◆ What is being asked
Copy each line that contains the string "Power".

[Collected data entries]
— START —
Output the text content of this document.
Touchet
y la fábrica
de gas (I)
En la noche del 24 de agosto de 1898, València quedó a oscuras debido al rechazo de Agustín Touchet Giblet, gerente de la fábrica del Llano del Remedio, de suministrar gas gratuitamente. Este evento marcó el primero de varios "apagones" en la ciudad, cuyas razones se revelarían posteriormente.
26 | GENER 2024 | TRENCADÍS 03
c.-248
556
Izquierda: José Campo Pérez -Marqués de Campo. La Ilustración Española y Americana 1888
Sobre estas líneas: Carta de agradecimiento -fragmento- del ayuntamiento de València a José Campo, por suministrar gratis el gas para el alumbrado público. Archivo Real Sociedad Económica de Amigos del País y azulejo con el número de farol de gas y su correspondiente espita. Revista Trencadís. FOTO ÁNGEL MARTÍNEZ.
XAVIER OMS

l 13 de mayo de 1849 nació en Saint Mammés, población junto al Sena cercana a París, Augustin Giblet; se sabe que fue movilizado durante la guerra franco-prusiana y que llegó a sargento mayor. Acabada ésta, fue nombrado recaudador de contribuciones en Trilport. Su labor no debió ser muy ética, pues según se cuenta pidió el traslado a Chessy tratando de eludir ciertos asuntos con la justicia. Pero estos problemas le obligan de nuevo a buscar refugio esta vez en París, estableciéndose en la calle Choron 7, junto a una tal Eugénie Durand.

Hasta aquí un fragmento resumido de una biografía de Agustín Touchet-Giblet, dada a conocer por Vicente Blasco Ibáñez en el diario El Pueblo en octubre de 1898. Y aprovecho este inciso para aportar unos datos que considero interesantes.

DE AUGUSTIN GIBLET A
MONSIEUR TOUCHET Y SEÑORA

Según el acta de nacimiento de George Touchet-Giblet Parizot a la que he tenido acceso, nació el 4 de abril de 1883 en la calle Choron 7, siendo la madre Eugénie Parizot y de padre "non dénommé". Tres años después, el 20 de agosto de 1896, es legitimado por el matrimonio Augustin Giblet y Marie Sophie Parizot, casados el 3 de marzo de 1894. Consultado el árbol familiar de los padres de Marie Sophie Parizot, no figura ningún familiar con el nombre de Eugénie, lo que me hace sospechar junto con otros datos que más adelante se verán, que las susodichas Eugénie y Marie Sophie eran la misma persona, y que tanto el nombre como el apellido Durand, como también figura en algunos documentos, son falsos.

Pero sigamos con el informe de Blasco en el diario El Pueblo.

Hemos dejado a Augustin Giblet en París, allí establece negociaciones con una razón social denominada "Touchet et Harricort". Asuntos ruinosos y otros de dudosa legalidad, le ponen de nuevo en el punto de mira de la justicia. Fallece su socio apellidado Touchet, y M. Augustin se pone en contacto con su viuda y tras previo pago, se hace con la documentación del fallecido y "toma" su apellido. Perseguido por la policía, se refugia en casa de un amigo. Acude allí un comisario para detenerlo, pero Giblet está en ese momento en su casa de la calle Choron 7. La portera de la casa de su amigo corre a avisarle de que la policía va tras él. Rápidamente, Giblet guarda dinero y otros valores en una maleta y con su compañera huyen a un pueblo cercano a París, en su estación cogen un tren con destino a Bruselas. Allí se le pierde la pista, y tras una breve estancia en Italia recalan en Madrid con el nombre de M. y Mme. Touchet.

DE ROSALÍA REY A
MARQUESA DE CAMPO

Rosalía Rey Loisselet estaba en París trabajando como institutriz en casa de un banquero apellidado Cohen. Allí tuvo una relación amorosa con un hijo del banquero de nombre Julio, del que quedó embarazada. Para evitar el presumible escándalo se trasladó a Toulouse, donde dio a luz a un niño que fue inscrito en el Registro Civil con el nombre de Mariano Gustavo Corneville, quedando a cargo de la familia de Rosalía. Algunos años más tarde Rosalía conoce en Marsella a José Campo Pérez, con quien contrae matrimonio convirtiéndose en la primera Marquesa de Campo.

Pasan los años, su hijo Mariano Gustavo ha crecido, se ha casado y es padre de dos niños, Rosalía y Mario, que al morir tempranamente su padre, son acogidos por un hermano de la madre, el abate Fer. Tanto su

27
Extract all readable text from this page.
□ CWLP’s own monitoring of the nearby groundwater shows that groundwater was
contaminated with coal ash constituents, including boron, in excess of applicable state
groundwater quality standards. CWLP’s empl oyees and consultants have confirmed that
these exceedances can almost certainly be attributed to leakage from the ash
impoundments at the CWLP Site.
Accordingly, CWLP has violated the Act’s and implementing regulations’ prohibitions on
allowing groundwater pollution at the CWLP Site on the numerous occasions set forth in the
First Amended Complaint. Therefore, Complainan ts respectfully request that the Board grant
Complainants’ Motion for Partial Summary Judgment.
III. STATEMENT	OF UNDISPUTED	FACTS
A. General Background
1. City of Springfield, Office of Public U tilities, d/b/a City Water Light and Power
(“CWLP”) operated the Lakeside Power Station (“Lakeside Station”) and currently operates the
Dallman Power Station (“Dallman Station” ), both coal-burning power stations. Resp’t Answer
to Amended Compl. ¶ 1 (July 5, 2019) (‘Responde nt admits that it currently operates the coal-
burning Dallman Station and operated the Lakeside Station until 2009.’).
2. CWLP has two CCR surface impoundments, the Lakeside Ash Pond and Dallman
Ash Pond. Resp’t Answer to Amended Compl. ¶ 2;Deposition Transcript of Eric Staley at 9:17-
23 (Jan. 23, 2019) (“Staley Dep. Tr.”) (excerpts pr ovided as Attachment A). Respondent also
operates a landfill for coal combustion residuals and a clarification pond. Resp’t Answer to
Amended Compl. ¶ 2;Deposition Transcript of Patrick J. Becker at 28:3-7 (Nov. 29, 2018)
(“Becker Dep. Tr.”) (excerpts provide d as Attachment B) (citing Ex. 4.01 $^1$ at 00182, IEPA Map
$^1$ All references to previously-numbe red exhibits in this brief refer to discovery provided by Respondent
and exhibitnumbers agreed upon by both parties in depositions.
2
— END —
◆ Finished task
1. City of Springfield, Office of Public U tilities, d/b/a City Water Light and Power
(“CWLP”) operated the Lakeside Power Station (“Lakeside Station”) and currently operates the
Dallman Power Station (“Dallman Station” ), both coal-burning power stations. Resp’t Answer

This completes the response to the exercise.